### Exercise description
Copy every line in the records below that contains the word "weather".

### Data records
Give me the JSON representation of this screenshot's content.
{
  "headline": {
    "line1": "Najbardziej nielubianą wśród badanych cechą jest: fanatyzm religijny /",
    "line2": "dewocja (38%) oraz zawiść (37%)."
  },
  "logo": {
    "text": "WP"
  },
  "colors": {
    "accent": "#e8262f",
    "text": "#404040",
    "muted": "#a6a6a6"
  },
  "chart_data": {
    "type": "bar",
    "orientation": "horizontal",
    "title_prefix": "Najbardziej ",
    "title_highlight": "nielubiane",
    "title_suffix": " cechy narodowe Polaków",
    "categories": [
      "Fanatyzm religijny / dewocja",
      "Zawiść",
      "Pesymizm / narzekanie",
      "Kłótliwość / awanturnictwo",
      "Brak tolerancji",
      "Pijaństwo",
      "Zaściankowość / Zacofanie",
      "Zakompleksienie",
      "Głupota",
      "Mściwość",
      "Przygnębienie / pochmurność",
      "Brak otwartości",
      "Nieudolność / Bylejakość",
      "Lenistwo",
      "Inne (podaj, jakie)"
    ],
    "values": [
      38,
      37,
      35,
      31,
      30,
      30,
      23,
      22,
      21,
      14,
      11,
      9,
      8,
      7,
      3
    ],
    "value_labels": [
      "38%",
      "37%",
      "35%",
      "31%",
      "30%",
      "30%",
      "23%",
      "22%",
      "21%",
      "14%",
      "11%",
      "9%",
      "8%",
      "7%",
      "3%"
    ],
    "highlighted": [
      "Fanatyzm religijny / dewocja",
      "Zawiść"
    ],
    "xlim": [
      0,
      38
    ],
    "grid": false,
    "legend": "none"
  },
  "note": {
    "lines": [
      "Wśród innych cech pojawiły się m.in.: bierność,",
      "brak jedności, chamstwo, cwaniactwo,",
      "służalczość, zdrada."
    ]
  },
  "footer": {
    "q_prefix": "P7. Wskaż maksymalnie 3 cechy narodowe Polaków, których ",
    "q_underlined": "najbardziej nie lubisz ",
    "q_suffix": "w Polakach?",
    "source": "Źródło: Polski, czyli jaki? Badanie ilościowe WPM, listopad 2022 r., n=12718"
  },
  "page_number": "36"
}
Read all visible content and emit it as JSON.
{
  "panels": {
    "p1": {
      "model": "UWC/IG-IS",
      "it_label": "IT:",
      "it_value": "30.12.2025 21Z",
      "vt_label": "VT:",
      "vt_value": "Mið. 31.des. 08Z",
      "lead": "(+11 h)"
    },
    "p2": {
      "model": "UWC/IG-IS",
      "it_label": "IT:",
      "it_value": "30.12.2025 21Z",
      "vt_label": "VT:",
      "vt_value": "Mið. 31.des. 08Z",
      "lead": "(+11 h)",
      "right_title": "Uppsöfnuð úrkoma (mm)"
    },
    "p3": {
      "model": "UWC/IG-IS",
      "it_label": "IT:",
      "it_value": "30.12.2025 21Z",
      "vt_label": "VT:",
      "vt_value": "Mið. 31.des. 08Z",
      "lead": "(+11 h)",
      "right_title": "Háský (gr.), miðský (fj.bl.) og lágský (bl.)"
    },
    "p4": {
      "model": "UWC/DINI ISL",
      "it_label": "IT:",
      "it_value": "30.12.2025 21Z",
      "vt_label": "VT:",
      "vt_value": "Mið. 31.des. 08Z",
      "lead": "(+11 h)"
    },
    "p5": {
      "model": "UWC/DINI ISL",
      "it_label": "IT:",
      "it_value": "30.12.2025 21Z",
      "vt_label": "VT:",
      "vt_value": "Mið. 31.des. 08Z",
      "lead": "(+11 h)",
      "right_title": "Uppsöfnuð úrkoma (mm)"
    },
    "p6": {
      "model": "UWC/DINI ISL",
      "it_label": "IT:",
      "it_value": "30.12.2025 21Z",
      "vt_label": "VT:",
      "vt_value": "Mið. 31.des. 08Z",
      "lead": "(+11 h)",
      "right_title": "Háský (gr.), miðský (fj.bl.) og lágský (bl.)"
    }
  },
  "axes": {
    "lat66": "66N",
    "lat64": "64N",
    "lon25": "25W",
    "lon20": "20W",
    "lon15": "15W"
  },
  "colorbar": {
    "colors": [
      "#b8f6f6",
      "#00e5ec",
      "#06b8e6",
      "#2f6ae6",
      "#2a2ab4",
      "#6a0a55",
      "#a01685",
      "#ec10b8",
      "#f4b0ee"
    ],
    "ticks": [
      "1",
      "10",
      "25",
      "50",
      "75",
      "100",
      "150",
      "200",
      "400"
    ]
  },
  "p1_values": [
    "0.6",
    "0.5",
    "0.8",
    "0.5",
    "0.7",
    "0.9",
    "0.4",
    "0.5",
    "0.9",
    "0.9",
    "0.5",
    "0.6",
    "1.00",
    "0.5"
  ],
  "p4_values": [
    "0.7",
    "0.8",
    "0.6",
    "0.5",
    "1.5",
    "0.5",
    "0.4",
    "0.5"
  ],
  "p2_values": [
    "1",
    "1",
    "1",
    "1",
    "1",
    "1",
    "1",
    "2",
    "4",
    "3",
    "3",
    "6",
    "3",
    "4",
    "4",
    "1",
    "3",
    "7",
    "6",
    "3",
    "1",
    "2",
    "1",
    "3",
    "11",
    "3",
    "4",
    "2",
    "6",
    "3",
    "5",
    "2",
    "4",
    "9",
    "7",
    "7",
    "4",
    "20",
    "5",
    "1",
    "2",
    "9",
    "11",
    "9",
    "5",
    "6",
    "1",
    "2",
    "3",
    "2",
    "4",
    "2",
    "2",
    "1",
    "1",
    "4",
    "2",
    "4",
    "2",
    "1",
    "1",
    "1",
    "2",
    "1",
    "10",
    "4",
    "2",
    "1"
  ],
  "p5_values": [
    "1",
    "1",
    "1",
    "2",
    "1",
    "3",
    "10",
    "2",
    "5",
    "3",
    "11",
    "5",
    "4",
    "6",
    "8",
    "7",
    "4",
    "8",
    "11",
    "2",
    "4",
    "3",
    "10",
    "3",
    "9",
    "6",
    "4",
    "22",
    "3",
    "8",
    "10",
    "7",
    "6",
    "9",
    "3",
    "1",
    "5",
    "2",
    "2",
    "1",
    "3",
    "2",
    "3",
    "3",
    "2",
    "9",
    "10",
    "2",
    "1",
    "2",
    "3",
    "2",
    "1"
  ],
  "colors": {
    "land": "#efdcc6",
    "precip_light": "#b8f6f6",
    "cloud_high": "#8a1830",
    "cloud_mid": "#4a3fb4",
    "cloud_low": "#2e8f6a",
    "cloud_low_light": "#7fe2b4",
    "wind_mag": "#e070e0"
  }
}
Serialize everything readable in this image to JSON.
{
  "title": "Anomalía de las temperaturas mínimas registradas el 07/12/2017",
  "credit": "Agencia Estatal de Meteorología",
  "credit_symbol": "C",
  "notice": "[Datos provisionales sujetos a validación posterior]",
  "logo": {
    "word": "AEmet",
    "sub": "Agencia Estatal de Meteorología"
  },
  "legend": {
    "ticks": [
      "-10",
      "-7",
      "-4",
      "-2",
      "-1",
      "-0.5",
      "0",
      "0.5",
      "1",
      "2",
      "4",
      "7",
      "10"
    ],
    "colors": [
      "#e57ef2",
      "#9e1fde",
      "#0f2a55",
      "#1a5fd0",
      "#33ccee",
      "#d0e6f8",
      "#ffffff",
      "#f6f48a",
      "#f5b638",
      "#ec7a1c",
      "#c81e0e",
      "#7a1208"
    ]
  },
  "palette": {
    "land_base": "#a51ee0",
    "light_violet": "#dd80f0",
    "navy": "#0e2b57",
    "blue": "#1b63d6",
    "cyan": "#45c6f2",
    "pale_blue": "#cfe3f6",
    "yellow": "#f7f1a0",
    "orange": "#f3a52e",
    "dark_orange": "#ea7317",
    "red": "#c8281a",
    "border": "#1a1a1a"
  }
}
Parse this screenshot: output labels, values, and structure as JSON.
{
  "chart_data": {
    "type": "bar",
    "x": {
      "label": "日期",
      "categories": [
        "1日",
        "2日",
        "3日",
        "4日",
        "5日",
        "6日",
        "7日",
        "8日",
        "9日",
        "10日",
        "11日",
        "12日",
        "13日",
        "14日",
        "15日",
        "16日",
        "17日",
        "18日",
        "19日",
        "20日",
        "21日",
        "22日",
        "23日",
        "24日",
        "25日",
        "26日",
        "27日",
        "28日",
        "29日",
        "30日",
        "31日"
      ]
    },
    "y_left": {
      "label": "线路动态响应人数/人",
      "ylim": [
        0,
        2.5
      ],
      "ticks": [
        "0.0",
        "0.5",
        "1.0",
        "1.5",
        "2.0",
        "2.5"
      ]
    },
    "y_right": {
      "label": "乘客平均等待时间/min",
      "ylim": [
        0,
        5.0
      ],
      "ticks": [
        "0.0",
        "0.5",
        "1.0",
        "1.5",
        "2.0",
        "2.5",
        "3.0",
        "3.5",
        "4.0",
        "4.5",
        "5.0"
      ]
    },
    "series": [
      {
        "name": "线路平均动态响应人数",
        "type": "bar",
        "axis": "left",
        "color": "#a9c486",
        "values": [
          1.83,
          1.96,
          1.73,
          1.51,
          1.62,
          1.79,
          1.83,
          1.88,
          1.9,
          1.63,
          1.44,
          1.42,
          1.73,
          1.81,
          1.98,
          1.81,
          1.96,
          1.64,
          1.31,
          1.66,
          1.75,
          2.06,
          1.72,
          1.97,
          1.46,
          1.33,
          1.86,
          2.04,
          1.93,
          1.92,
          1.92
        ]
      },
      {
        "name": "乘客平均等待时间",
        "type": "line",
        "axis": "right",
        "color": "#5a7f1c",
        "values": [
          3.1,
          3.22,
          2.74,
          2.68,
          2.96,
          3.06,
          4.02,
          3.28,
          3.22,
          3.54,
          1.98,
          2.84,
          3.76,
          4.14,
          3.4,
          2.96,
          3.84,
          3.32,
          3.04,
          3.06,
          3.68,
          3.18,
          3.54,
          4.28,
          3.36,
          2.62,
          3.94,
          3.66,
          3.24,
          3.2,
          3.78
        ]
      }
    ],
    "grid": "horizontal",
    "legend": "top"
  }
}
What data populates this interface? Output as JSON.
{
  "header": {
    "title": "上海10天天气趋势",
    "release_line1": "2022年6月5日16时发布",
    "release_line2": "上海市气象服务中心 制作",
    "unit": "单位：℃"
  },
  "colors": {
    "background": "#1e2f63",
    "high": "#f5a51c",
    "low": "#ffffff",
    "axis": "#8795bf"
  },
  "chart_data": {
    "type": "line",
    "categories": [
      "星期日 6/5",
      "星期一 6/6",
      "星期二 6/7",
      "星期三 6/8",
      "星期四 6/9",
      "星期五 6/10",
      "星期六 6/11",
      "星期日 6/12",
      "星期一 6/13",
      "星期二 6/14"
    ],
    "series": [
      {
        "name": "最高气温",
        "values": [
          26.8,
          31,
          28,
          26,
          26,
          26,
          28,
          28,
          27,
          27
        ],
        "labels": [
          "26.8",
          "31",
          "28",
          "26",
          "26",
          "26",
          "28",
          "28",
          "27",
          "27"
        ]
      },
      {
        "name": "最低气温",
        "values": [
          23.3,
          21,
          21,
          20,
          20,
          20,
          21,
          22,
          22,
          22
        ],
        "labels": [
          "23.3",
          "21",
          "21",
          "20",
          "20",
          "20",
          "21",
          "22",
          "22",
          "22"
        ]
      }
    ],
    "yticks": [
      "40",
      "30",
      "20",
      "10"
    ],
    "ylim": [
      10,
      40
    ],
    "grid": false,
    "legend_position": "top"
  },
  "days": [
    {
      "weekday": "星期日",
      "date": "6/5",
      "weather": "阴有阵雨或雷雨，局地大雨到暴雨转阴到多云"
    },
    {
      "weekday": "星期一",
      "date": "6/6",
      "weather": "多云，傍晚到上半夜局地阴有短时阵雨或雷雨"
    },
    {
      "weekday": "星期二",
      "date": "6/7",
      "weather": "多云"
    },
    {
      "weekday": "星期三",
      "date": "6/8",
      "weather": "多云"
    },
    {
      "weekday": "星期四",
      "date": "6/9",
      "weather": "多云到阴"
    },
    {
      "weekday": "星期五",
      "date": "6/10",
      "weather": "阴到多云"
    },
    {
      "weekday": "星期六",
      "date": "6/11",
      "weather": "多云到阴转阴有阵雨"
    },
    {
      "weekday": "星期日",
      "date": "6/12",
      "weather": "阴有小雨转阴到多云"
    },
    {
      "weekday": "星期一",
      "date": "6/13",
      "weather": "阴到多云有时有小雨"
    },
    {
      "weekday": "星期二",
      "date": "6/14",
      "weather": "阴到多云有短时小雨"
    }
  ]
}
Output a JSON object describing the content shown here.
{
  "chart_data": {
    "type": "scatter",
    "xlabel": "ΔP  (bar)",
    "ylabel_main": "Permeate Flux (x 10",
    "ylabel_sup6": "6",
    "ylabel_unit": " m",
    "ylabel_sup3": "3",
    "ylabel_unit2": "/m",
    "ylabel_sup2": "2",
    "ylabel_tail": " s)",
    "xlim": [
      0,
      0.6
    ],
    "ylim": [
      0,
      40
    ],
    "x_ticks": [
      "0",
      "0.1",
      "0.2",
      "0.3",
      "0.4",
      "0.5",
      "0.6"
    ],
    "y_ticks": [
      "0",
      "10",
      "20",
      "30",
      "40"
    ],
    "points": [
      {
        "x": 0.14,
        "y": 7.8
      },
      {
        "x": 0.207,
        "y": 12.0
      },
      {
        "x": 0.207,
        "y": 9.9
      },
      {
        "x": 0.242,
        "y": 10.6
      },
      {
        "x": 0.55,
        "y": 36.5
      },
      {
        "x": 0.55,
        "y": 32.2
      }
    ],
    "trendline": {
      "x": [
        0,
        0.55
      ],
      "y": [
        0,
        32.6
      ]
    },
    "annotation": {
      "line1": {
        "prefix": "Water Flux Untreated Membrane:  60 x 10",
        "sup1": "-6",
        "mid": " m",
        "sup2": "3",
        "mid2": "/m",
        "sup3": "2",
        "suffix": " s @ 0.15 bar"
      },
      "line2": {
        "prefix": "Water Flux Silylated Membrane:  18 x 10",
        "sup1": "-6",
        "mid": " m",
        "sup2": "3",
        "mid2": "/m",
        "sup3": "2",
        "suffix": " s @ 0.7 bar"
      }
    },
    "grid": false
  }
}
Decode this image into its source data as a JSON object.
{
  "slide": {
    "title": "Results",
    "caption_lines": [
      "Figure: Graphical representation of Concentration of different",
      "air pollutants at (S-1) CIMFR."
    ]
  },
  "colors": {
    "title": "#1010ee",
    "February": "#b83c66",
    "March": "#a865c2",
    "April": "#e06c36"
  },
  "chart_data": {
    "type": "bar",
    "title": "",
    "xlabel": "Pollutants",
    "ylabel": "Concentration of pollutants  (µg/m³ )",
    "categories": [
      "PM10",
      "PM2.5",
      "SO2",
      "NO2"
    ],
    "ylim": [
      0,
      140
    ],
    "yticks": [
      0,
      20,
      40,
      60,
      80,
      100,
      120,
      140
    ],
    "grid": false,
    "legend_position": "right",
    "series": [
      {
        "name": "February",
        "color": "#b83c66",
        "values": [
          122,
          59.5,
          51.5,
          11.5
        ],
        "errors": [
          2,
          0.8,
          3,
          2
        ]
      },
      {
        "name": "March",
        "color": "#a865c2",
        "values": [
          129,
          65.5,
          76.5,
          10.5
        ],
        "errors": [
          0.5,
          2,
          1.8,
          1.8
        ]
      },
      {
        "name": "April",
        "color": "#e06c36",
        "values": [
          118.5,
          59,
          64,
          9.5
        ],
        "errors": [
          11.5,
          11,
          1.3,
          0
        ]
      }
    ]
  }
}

### Solution for this task
      "weather": "阴有阵雨或雷雨，局地大雨到暴雨转阴到多云"
      "weather": "多云，傍晚到上半夜局地阴有短时阵雨或雷雨"
      "weather": "多云"
      "weather": "多云"
      "weather": "多云到阴"
      "weather": "阴到多云"
      "weather": "多云到阴转阴有阵雨"
      "weather": "阴有小雨转阴到多云"
      "weather": "阴到多云有时有小雨"
      "weather": "阴到多云有短时小雨"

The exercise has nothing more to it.